Publicado originalmente no BLOG DO ORLANDO TAMBOSI, em 30 de
abril de 2020
40 anos sem o gênio de Hitckcock
Hitchcock, morto há 40 anos, teria sido o retratista
perfeito desta barbaridade que todos nós estamos sofrendo. Ninguém plasmou em
imagens melhor do que ele o horror individual ou coletivo, a angústia, o perigo
abstrato ou real.
Por Carlos Boyero, via El País
Contam-me que faz 40 anos que morreu um sujeito que foi
gordo e bochechudo durante toda sua existência, e a quem me lembro de ver
eternamente enfiado em ternos escuros e gravatas. A questão dos quilos
excessivos não é meramente pitoresca. Imagino que Hitchcock adoraria ter tido o
aspecto e o charme de Cary Grant, o maravilhoso ator que dirigiu em muitas e
memoráveis ocasiões, mas, na falta desses dotes físicos, teve que se conformar
em ser Alfred Hitchcock, uma das coisas mais revolucionárias e geniais que
ocorreram na história do cinema.
Ele tampouco se propôs, desde jovem, a ser um dos deuses do
Olimpo. Limitava-se, como John Ford, a ser o mais inteligente e profissional da
classe, a fazer seu difícil trabalho melhor que ninguém, a aperfeiçoar a arte de
contar histórias com uma câmera até limites sublimes, ao desejo permanente de
lotar as salas onde seus filmes fossem projetados, a que os espectadores
permanecessem envolvidos, temerosos e emocionados com o que ele narrava na
tela, a que o sucesso de cada uma de suas criaturas fosse a norma, e não a
exceção, a que o público, em épocas nas quais o cinema de autor ainda não
estava na moda, pagasse o ingresso ao ver a assinatura de um sujeito chamado
Hitchcock.
Não dispondo de Internet, esse substituto monumental de algo
tão valioso como a memória, só posso recorrer a esta para recordar títulos,
momentos, sequências, tramas, medos e poemas inventados por este insuperável
criador de imagens, um supremo estilista com tantas coisas para expressar, um
conhecedor tão profundo como temível da natureza humana, de suas luzes, mas
acima de tudo de suas sombras.

Material fornecido>
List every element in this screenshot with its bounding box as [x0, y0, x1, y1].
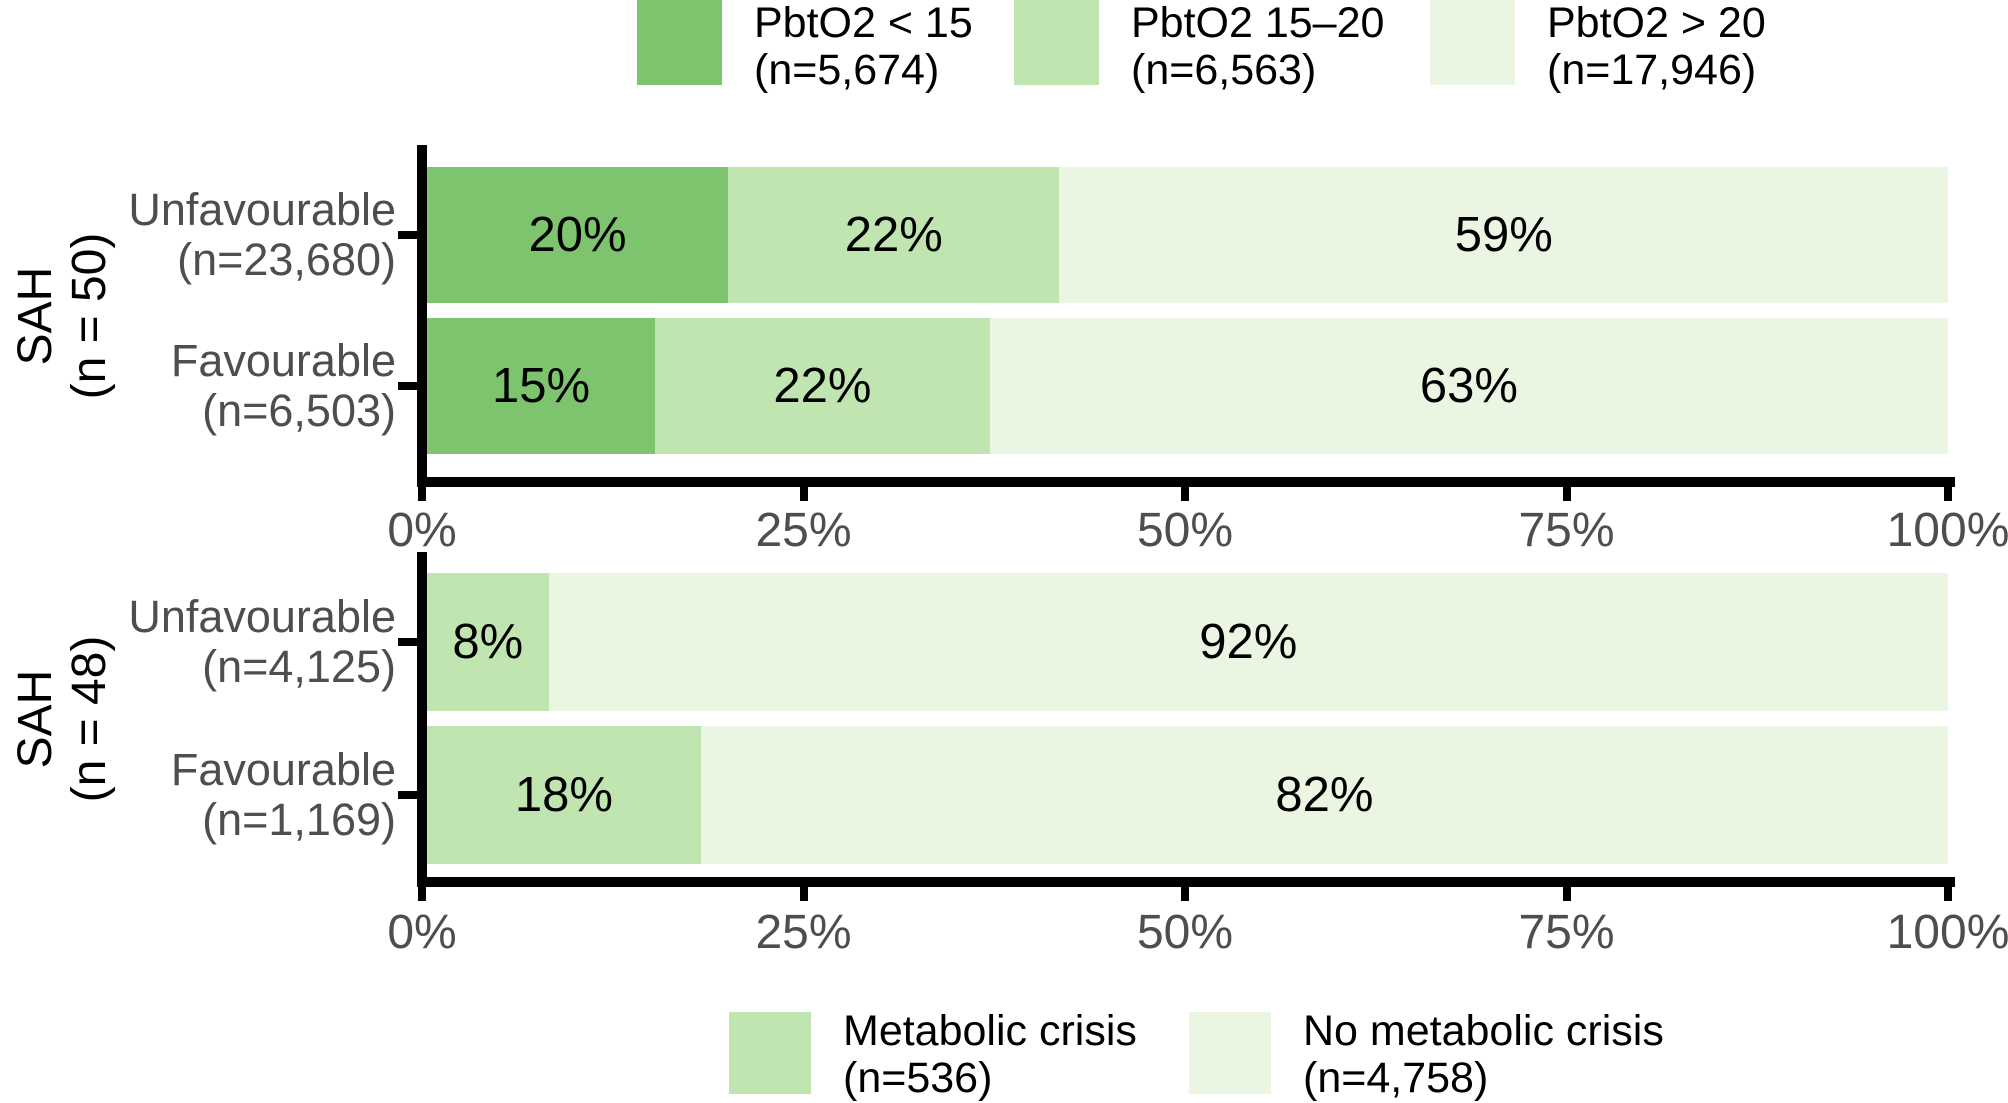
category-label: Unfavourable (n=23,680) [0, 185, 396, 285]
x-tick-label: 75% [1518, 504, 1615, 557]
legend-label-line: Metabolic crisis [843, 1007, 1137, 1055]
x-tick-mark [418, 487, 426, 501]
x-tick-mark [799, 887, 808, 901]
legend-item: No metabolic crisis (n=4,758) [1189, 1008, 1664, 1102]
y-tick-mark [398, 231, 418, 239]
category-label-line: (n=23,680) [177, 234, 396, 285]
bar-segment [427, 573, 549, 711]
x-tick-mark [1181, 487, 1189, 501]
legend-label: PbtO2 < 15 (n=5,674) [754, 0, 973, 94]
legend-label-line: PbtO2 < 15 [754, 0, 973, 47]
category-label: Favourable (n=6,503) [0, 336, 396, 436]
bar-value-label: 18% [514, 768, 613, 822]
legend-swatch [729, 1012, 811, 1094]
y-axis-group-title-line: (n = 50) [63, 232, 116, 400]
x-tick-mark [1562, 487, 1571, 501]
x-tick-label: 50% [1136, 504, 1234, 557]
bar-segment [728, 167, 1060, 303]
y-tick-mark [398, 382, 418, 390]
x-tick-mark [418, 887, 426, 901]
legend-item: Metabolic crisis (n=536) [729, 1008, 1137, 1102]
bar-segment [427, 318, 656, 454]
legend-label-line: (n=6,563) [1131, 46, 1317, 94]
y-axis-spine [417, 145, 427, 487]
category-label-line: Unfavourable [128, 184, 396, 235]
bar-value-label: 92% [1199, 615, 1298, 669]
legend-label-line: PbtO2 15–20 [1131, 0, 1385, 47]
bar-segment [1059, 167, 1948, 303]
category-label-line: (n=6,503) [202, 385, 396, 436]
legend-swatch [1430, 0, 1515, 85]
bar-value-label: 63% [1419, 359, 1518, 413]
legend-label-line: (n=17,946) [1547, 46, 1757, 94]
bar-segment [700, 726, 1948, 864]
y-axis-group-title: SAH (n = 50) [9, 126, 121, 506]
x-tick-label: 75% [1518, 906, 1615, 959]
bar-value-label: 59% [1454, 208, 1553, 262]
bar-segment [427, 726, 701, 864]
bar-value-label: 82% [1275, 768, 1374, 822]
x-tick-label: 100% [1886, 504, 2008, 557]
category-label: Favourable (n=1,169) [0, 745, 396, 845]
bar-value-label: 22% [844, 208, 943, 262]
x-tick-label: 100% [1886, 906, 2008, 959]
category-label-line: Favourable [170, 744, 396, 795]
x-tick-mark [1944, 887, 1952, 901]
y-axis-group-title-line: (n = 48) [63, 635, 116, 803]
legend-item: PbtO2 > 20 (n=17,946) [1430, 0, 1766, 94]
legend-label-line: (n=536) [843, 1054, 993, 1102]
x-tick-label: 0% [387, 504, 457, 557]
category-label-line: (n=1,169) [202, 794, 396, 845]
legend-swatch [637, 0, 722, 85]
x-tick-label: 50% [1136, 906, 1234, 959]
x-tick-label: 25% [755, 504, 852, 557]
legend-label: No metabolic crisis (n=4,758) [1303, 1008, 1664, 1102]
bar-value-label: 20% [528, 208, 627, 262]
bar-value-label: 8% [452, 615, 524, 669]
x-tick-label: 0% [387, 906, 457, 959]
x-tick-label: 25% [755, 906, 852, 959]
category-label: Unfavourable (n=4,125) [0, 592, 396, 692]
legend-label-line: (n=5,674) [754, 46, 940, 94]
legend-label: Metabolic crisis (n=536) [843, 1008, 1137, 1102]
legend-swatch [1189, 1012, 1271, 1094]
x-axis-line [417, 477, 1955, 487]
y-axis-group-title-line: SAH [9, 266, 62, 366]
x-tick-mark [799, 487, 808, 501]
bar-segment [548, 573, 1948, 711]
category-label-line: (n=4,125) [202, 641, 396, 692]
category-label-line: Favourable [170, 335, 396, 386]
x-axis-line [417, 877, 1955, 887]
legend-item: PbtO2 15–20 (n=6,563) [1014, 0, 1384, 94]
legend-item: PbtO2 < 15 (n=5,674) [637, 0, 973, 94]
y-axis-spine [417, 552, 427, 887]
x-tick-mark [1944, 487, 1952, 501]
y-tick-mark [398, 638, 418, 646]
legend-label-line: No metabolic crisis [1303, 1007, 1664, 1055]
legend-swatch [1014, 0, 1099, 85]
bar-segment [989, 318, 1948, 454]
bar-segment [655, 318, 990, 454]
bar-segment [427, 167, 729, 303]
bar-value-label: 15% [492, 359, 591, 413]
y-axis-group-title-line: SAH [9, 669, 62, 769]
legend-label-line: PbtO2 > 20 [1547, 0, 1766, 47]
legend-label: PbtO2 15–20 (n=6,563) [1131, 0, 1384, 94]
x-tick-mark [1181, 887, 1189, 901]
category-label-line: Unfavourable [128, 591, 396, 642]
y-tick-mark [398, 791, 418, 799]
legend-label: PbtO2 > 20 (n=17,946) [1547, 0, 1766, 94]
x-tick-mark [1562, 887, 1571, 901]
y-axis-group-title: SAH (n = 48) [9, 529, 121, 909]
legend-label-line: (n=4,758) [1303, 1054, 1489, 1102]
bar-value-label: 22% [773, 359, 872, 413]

Objetivo do exercício> Transcreva do texto sobre Hitchcock o trecho de "Por Carlos Boyero, via" até "história do cinema.".

Resposta escrita>
Por Carlos Boyero, via El País
Contam-me que faz 40 anos que morreu um sujeito que foi
gordo e bochechudo durante toda sua existência, e a quem me lembro de ver
eternamente enfiado em ternos escuros e gravatas. A questão dos quilos
excessivos não é meramente pitoresca. Imagino que Hitchcock adoraria ter tido o
aspecto e o charme de Cary Grant, o maravilhoso ator que dirigiu em muitas e
memoráveis ocasiões, mas, na falta desses dotes físicos, teve que se conformar
em ser Alfred Hitchcock, uma das coisas mais revolucionárias e geniais que
ocorreram na história do cinema.